**INSTRUCCIÓN:**
Por favor, reproduce tal cual el pasaje del fragmento sobre el discurso de Trump que va desde "Trump dio lectura" hasta "alcance de fondo.", incluido este último.

**FRAGMENTO SELECCIONADO:**
################
Trump dio lectura –con inusual disciplina y escasos añadidos impromptu– a un texto de una hora que marcó una diferencia. Según John Cassidy, analista de The New Yorker, “si el discurso inaugural pareció escrito por Steve Bannon bajo el acoso de la migraña, el del martes pareció obra de un speech-writer profesional”. La diferencia de tono y de tonada fue, desde luego, el rasgo más destacado y elogiado, incluso por articulistas a los que el orador había motejado, días antes, de enemigos del pueblo. Espigo aquí ejemplos diversos de los vellocinos con los que Trump trató de cubrir las propuestas que ahora actualizó y ratificó, sin modificar en nada su alcance de fondo.

De entrada, al enumerar los que considera logros de su primer mes de (des) gobierno, Trump se vanaglorió de sus intervenciones directas y personales para modificar las decisiones de inversión en el exterior –en México, sobre todo– de corporaciones a las que no tuvo empacho en publicitar: Ford, Fiat-Chrysler, General Motors, Sprint, Softbank, Lockheed, Intel, Walmart y muchas otras. Según él, van a invertir en EU miles y miles de millones de dólares y crearán decenas de millares de empleos. No precisó cifra alguna. Le bastó, como siempre, la hipérbole.

Casi de inmediato aludió otro tema favorito: “(…) mi gobierno ha escuchado el clamor popular sobre inmigración y seguridad fronteriza (…) Pronto comenzaremos la construcción de una gran, gran muralla a lo largo de nuestra frontera sur. Mientras hablo, estamos deportando a los malos, como lo prometí durante la campaña”. Ningún reconocimiento de la clara arbitrariedad con que se iniciaron las deportaciones, sin respeto al debido proceso; ninguna referencia a la suspensión judicial de la orden ejecutiva en materia migratoria, reexpedida en forma edulcorada días después. En cambio, recurrió a la emotividad más elemental como sustituto de toda conexión del discurso con la realidad y la racionalidad.
################
**LISTADO DE DATOS:**
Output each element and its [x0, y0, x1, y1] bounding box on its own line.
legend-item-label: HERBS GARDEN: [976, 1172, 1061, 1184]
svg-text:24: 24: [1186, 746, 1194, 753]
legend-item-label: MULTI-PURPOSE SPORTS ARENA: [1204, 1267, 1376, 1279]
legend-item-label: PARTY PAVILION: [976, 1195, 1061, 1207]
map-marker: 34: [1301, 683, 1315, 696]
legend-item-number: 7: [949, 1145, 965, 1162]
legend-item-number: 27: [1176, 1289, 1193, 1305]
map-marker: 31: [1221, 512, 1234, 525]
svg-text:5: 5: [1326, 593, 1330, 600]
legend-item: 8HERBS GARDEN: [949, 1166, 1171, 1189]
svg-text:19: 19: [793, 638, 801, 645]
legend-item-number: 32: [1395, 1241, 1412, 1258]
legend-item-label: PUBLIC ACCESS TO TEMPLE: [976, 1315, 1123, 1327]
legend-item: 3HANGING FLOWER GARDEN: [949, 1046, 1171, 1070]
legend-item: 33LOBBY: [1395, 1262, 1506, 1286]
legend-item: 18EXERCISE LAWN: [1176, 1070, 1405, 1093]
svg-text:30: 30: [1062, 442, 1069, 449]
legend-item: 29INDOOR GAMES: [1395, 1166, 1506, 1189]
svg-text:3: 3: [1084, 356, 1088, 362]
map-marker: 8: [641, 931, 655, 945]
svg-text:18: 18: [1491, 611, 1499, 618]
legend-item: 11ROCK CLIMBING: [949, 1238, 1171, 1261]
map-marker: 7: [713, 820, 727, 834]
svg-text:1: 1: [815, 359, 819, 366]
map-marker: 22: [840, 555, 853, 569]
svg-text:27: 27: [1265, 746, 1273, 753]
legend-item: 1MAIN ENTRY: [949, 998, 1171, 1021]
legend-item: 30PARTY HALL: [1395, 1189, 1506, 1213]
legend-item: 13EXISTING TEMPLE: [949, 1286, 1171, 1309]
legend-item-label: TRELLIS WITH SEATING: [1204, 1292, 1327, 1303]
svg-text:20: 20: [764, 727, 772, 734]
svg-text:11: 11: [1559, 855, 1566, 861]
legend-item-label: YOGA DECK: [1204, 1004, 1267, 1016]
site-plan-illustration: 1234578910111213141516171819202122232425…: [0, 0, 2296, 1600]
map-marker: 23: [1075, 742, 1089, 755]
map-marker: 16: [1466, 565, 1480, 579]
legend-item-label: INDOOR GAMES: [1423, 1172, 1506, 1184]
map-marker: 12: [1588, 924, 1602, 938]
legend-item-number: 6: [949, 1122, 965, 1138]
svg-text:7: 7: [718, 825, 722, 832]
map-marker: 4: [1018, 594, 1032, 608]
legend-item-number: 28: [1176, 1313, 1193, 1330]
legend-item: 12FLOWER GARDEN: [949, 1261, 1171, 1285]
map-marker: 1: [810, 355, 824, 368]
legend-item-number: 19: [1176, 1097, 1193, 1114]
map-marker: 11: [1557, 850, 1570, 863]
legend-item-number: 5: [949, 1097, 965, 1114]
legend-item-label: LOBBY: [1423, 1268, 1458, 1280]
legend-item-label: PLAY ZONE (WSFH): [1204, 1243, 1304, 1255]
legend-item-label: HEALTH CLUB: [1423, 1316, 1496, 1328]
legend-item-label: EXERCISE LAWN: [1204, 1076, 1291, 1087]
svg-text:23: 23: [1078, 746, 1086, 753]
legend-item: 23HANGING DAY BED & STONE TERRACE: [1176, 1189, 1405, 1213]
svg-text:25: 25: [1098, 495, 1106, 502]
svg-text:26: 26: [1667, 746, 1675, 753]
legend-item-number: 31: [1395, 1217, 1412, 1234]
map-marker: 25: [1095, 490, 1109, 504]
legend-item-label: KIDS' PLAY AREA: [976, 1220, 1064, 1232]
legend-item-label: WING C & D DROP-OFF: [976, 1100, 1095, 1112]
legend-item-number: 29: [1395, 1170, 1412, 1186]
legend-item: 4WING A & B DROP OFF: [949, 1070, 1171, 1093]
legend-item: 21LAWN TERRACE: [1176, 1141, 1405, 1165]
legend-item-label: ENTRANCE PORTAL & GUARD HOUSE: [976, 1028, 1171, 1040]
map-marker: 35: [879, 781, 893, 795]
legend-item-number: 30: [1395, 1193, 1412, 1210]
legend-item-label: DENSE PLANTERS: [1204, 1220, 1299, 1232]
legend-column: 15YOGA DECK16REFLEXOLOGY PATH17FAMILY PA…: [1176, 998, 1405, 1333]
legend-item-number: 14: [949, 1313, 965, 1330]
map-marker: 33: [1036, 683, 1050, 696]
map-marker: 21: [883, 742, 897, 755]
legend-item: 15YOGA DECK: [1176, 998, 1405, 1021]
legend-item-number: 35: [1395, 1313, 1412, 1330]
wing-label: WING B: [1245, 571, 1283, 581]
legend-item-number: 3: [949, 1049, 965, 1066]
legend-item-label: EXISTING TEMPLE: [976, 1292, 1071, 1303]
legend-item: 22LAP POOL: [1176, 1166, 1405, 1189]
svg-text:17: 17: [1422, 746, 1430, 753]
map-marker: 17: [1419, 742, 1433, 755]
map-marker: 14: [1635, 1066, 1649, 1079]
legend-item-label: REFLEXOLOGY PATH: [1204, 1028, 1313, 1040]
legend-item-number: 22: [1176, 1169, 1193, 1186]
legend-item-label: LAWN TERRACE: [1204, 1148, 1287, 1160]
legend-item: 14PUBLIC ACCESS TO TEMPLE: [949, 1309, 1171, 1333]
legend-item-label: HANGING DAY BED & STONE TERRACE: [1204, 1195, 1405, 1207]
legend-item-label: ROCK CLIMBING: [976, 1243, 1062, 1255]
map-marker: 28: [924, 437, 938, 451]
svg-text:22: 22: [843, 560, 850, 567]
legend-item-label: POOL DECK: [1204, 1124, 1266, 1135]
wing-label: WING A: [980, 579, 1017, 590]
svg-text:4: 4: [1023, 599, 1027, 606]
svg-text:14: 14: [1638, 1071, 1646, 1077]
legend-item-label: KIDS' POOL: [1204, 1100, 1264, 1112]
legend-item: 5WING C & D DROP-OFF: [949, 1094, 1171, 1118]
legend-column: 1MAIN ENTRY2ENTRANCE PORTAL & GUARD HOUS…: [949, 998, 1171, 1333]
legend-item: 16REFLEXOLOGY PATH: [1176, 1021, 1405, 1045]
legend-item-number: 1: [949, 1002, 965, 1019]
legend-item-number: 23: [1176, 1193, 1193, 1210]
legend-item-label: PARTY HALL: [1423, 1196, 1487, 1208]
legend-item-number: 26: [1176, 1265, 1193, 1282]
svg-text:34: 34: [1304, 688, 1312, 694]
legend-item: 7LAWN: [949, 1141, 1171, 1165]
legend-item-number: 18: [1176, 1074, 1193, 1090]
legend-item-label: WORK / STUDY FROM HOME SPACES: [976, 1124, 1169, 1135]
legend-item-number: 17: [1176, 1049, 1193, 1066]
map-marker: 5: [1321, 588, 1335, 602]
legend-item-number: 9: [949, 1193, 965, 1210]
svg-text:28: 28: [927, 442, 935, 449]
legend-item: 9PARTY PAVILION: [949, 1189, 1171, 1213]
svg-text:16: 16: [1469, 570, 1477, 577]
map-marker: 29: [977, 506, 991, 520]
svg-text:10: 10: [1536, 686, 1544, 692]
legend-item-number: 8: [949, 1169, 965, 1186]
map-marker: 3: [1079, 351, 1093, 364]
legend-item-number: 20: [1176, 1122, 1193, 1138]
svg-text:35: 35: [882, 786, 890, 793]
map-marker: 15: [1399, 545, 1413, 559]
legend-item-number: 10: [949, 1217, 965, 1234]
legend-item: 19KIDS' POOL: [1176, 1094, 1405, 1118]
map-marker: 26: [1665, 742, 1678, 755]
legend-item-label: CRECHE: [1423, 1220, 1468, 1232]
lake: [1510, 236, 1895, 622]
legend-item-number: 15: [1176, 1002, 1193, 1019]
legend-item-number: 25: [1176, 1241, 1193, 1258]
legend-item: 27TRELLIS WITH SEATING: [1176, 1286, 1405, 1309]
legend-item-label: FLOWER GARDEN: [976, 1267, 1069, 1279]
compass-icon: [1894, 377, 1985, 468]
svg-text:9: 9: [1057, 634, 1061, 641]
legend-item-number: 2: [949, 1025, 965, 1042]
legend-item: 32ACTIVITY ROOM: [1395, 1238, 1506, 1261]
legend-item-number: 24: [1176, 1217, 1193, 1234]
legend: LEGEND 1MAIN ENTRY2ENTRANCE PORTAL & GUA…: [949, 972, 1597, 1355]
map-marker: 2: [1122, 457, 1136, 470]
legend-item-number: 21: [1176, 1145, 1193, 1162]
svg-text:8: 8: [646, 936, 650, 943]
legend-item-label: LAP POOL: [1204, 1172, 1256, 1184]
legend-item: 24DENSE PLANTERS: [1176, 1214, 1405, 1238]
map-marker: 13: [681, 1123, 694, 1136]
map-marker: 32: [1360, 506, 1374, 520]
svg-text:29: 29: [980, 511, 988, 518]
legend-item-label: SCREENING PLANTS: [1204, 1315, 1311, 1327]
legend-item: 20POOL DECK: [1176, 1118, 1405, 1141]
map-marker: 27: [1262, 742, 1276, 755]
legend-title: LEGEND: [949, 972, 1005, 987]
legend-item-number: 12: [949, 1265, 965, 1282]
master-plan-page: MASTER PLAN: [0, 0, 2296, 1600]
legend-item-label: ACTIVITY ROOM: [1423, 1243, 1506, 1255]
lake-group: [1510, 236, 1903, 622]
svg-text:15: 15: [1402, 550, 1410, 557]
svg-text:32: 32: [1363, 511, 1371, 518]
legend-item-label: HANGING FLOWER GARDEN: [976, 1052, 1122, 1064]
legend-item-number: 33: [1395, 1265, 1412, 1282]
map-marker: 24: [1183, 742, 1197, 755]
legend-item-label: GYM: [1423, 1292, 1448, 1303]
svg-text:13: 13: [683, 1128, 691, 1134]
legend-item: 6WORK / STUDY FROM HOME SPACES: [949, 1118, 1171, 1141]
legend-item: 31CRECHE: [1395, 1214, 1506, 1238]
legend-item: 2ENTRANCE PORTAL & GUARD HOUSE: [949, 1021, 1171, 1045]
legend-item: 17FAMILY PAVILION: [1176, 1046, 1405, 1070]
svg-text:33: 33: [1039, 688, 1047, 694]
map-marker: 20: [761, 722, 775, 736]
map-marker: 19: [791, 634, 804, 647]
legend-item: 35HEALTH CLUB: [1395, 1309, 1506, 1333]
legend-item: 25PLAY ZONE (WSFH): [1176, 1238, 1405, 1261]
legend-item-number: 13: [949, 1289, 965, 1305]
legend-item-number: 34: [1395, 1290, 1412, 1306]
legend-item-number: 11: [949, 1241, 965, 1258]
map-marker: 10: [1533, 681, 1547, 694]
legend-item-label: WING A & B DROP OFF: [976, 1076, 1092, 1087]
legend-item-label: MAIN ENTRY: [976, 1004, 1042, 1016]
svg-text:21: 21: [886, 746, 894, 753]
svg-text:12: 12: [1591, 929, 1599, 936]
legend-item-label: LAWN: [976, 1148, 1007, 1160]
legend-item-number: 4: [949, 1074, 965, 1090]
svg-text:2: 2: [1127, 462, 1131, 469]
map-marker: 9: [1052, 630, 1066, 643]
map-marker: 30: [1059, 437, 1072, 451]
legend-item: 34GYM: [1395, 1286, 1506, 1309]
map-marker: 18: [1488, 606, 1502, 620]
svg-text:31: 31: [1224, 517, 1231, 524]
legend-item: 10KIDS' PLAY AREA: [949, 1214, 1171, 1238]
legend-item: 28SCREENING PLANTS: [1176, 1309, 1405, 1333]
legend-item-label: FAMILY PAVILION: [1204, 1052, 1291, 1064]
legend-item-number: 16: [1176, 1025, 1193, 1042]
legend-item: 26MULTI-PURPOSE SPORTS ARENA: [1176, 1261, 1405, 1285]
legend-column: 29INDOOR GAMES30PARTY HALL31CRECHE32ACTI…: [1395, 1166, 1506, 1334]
################
**SOLUCIÓN PROPUESTA:**
Trump dio lectura –con inusual disciplina y escasos añadidos impromptu– a un texto de una hora que marcó una diferencia. Según John Cassidy, analista de The New Yorker, “si el discurso inaugural pareció escrito por Steve Bannon bajo el acoso de la migraña, el del martes pareció obra de un speech-writer profesional”. La diferencia de tono y de tonada fue, desde luego, el rasgo más destacado y elogiado, incluso por articulistas a los que el orador había motejado, días antes, de enemigos del pueblo. Espigo aquí ejemplos diversos de los vellocinos con los que Trump trató de cubrir las propuestas que ahora actualizó y ratificó, sin modificar en nada su alcance de fondo.